— START LISTED RECORDS —
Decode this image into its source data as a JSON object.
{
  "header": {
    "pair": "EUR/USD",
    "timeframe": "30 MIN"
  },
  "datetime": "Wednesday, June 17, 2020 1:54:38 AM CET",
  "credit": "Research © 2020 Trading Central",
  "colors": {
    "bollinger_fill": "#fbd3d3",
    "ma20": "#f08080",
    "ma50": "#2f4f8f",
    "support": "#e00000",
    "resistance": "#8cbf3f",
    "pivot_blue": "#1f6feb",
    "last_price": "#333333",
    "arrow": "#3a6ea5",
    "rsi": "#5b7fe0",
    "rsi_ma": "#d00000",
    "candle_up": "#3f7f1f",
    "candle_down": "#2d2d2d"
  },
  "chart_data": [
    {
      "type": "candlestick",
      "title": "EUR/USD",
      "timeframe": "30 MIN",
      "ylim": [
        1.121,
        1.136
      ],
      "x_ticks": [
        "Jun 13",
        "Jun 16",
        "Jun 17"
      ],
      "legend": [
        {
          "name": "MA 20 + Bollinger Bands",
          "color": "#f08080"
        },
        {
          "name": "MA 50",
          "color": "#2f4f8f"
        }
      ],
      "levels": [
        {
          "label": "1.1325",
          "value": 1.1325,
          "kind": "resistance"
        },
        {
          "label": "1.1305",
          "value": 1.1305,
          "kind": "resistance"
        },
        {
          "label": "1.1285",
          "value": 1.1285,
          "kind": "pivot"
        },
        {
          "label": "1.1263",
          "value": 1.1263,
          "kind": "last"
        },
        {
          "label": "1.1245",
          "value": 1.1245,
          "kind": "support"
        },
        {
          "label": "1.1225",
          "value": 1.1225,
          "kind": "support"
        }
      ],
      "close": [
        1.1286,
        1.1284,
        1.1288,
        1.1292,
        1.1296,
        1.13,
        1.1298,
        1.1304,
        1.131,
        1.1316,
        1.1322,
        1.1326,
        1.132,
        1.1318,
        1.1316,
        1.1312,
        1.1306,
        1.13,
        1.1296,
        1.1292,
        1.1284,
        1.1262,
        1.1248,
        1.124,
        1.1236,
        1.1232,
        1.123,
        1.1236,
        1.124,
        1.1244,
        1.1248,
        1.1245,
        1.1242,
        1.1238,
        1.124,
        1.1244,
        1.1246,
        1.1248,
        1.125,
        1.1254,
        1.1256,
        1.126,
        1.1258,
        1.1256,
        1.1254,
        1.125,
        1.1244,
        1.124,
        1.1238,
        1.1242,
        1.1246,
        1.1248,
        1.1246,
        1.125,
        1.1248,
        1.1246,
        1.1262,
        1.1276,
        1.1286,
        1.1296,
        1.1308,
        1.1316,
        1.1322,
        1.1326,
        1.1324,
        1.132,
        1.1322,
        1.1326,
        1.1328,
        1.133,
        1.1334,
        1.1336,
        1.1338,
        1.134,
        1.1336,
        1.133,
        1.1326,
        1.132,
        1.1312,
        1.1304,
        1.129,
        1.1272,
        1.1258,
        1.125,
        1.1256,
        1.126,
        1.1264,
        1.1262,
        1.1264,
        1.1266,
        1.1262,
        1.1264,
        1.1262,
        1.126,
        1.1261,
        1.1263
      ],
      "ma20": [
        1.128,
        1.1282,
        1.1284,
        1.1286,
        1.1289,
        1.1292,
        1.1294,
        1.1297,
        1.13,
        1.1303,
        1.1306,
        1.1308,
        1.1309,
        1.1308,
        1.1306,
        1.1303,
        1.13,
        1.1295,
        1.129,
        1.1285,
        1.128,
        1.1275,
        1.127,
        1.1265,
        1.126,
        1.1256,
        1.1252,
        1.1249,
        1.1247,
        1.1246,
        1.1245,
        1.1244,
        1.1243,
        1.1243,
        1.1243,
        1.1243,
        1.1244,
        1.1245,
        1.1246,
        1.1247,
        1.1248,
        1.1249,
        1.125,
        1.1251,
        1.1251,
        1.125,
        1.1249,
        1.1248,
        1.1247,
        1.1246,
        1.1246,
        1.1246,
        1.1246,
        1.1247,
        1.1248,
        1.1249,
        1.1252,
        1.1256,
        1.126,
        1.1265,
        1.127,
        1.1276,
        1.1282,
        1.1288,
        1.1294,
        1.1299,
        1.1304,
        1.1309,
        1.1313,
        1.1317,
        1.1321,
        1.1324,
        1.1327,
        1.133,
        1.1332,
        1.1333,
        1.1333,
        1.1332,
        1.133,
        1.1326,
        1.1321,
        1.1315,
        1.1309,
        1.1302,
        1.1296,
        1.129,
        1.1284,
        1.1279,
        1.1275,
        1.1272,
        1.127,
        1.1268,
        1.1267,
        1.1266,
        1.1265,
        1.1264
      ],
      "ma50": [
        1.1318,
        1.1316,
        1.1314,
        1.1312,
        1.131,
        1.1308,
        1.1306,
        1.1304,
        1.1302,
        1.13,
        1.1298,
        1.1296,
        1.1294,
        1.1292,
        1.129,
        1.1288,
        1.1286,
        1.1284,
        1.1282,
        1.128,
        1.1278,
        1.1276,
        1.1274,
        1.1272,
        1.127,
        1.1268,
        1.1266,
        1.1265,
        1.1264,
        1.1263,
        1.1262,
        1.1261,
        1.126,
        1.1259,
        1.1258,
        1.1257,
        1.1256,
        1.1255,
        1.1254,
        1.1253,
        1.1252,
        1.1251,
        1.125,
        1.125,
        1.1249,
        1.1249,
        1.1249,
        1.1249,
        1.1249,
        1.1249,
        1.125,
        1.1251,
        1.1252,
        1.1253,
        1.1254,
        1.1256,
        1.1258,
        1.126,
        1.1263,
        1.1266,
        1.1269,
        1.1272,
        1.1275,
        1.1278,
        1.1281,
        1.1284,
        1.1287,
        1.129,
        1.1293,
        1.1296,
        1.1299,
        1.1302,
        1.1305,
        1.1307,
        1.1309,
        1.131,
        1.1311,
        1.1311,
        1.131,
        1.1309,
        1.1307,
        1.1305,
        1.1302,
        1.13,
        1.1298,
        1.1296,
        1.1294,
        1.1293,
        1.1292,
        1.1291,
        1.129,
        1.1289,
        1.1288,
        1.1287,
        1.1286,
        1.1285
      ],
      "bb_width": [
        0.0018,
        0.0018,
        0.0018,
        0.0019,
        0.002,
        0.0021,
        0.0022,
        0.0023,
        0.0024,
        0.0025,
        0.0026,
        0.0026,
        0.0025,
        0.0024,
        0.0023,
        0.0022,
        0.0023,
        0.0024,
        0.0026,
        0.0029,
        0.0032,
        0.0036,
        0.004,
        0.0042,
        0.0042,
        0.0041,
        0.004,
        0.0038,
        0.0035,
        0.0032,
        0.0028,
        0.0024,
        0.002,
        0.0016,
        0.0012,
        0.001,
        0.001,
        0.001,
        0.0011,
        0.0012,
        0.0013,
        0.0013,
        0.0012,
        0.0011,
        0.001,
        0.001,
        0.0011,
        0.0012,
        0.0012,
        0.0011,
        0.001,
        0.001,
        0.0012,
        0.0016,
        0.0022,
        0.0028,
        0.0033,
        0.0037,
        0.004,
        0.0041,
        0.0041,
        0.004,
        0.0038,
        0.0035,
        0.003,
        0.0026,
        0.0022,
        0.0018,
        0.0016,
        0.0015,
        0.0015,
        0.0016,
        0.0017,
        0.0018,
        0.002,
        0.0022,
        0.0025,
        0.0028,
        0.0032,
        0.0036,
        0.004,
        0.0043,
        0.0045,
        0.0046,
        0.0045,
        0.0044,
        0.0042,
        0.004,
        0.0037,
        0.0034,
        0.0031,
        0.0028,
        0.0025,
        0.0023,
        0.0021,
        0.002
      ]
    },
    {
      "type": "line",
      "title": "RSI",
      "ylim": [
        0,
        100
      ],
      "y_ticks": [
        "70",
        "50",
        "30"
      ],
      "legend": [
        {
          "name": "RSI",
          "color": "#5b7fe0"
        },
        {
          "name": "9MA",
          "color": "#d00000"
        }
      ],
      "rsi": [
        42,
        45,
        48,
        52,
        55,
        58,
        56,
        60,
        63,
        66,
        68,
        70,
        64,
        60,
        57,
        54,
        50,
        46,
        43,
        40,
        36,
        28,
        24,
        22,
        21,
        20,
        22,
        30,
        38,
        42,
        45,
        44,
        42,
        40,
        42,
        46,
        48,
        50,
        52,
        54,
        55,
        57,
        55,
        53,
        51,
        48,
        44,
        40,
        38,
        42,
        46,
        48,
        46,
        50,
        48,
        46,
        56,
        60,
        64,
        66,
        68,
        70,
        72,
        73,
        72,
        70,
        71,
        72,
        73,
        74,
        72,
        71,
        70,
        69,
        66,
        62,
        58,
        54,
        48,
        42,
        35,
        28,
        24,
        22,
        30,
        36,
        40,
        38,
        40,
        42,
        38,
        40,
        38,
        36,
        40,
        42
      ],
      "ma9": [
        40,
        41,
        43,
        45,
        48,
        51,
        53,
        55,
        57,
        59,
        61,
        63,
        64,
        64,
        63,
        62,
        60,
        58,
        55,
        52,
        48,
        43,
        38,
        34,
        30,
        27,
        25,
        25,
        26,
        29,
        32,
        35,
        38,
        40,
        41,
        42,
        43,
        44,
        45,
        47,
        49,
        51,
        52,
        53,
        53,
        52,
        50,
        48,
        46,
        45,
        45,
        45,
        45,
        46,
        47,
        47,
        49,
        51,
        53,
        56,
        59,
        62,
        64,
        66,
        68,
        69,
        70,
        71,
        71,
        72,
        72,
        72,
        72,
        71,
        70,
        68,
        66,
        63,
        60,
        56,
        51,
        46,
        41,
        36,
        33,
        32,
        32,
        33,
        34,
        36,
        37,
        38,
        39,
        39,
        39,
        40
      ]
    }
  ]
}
— END LISTED RECORDS —
### WRITTEN REQUEST
From the entries above, extract every line where the word "name" appears.

### SOLUTION FOR THIS TASK
          "name": "MA 20 + Bollinger Bands",
          "name": "MA 50",
          "name": "RSI",
          "name": "9MA",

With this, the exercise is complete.